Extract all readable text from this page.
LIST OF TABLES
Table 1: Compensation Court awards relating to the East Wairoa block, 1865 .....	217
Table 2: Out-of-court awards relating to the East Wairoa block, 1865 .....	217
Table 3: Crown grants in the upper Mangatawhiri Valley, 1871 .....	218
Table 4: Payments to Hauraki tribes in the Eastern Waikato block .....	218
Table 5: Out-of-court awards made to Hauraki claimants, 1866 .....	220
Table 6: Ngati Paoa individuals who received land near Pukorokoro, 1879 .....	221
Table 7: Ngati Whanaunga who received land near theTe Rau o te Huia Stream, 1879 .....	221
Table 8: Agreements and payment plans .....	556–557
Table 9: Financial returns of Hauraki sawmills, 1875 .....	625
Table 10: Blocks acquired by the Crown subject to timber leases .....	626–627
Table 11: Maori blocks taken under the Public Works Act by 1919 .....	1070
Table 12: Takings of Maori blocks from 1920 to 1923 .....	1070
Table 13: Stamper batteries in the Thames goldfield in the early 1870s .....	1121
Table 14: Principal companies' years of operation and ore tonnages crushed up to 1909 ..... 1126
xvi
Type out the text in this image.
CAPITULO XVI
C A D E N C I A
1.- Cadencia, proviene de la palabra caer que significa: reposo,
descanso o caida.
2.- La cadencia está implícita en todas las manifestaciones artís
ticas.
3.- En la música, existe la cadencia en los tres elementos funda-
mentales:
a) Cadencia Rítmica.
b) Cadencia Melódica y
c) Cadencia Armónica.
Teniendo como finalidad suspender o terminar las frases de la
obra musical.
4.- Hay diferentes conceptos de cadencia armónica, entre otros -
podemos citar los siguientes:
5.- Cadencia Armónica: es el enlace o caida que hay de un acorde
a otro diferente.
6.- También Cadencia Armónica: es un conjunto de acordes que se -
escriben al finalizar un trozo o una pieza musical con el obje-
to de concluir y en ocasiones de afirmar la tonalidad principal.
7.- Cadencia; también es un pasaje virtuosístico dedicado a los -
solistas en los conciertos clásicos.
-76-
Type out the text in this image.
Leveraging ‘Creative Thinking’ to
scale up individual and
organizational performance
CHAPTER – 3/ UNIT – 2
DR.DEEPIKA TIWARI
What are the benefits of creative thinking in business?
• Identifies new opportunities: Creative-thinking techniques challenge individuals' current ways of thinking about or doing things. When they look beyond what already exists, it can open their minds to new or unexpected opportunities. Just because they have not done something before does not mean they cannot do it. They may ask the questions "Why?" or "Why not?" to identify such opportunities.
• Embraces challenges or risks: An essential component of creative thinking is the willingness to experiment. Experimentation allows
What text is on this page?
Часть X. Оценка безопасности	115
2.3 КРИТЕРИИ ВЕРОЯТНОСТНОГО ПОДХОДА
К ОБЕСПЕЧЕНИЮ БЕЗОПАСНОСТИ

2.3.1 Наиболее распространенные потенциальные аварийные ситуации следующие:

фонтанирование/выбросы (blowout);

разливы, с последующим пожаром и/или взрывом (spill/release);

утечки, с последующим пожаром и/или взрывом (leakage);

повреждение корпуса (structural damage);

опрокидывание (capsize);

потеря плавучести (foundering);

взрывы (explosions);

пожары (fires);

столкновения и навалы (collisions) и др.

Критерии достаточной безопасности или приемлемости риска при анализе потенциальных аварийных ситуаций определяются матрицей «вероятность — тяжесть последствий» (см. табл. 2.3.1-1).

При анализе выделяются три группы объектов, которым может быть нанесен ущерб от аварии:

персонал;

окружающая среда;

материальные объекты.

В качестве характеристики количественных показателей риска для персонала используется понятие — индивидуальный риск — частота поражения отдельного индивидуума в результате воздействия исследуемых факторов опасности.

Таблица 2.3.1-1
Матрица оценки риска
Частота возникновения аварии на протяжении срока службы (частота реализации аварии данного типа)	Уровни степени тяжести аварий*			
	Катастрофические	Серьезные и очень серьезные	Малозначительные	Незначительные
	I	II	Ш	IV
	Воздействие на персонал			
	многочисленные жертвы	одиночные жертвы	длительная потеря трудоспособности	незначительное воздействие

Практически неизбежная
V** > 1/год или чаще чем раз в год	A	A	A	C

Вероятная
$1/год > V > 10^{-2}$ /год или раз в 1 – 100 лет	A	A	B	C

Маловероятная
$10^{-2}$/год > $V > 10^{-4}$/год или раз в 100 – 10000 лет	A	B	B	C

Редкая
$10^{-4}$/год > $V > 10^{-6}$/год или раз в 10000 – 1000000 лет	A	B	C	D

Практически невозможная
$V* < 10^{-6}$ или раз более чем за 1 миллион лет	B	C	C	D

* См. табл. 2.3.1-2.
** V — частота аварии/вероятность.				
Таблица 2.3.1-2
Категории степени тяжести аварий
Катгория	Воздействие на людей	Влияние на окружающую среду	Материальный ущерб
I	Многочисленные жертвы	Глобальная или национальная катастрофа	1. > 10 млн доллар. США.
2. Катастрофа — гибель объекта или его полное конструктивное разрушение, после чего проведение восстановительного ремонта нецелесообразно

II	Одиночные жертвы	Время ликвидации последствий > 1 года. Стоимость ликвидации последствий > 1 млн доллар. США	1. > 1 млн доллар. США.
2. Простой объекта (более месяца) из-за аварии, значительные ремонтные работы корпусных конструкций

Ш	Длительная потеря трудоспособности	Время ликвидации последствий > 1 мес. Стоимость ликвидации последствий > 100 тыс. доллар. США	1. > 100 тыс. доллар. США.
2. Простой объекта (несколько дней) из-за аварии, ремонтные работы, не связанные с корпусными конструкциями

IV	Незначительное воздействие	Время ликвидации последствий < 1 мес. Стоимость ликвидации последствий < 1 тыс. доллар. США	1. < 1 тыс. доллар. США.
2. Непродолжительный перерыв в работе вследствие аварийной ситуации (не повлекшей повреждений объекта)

──────────

§ EXERCISE DETAILS: Copy out every line with the word "тяжести".

§ FINISHED EXERCISE:
Частота возникновения аварии на протяжении срока службы (частота реализации аварии данного типа)	Уровни степени тяжести аварий*			
Категории степени тяжести аварий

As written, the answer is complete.